╭─ Dataset records

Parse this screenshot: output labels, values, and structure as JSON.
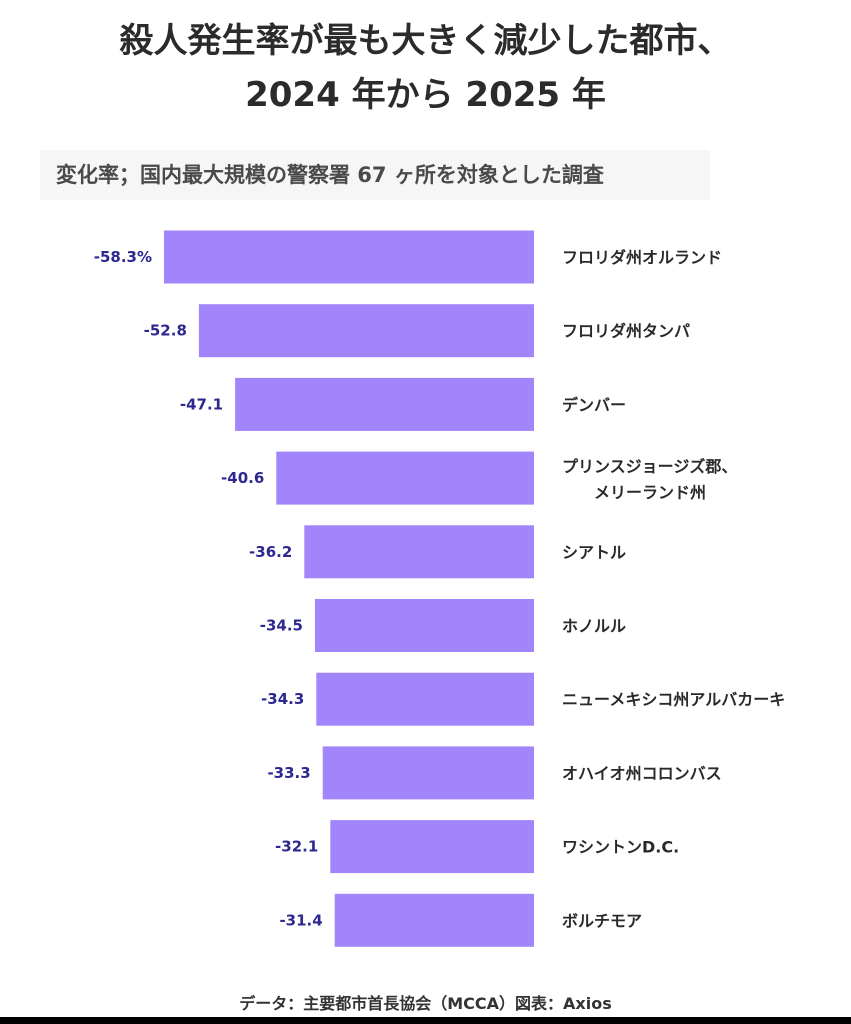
{
  "title_line1": "殺人発生率が最も大きく減少した都市、",
  "title_line2": "2024 年から 2025 年",
  "subtitle": "変化率；国内最大規模の警察署 67 ヶ所を対象とした調査",
  "source": "データ：主要都市首長協会（MCCA）図表：Axios",
  "colors": {
    "bar": "#a385fb",
    "value_label": "#2d2790"
  },
  "chart_data": {
    "type": "bar",
    "orientation": "horizontal",
    "title": "殺人発生率が最も大きく減少した都市、2024 年から 2025 年",
    "subtitle": "変化率；国内最大規模の警察署 67 ヶ所を対象とした調査",
    "categories": [
      [
        "フロリダ州オルランド"
      ],
      [
        "フロリダ州タンパ"
      ],
      [
        "デンバー"
      ],
      [
        "プリンスジョージズ郡、",
        "メリーランド州"
      ],
      [
        "シアトル"
      ],
      [
        "ホノルル"
      ],
      [
        "ニューメキシコ州アルバカーキ"
      ],
      [
        "オハイオ州コロンバス"
      ],
      [
        "ワシントンD.C."
      ],
      [
        "ボルチモア"
      ]
    ],
    "values": [
      -58.3,
      -52.8,
      -47.1,
      -40.6,
      -36.2,
      -34.5,
      -34.3,
      -33.3,
      -32.1,
      -31.4
    ],
    "value_labels": [
      "-58.3%",
      "-52.8",
      "-47.1",
      "-40.6",
      "-36.2",
      "-34.5",
      "-34.3",
      "-33.3",
      "-32.1",
      "-31.4"
    ],
    "xlim": [
      -58.3,
      0
    ]
  }
}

╰─

Images should not appear in the copy; retype the listing above exactly.

Answer for the task
Parse this screenshot: output labels, values, and structure as JSON.
{
  "title_line1": "殺人発生率が最も大きく減少した都市、",
  "title_line2": "2024 年から 2025 年",
  "subtitle": "変化率；国内最大規模の警察署 67 ヶ所を対象とした調査",
  "source": "データ：主要都市首長協会（MCCA）図表：Axios",
  "colors": {
    "bar": "#a385fb",
    "value_label": "#2d2790"
  },
  "chart_data": {
    "type": "bar",
    "orientation": "horizontal",
    "title": "殺人発生率が最も大きく減少した都市、2024 年から 2025 年",
    "subtitle": "変化率；国内最大規模の警察署 67 ヶ所を対象とした調査",
    "categories": [
      [
        "フロリダ州オルランド"
      ],
      [
        "フロリダ州タンパ"
      ],
      [
        "デンバー"
      ],
      [
        "プリンスジョージズ郡、",
        "メリーランド州"
      ],
      [
        "シアトル"
      ],
      [
        "ホノルル"
      ],
      [
        "ニューメキシコ州アルバカーキ"
      ],
      [
        "オハイオ州コロンバス"
      ],
      [
        "ワシントンD.C."
      ],
      [
        "ボルチモア"
      ]
    ],
    "values": [
      -58.3,
      -52.8,
      -47.1,
      -40.6,
      -36.2,
      -34.5,
      -34.3,
      -33.3,
      -32.1,
      -31.4
    ],
    "value_labels": [
      "-58.3%",
      "-52.8",
      "-47.1",
      "-40.6",
      "-36.2",
      "-34.5",
      "-34.3",
      "-33.3",
      "-32.1",
      "-31.4"
    ],
    "xlim": [
      -58.3,
      0
    ]
  }
}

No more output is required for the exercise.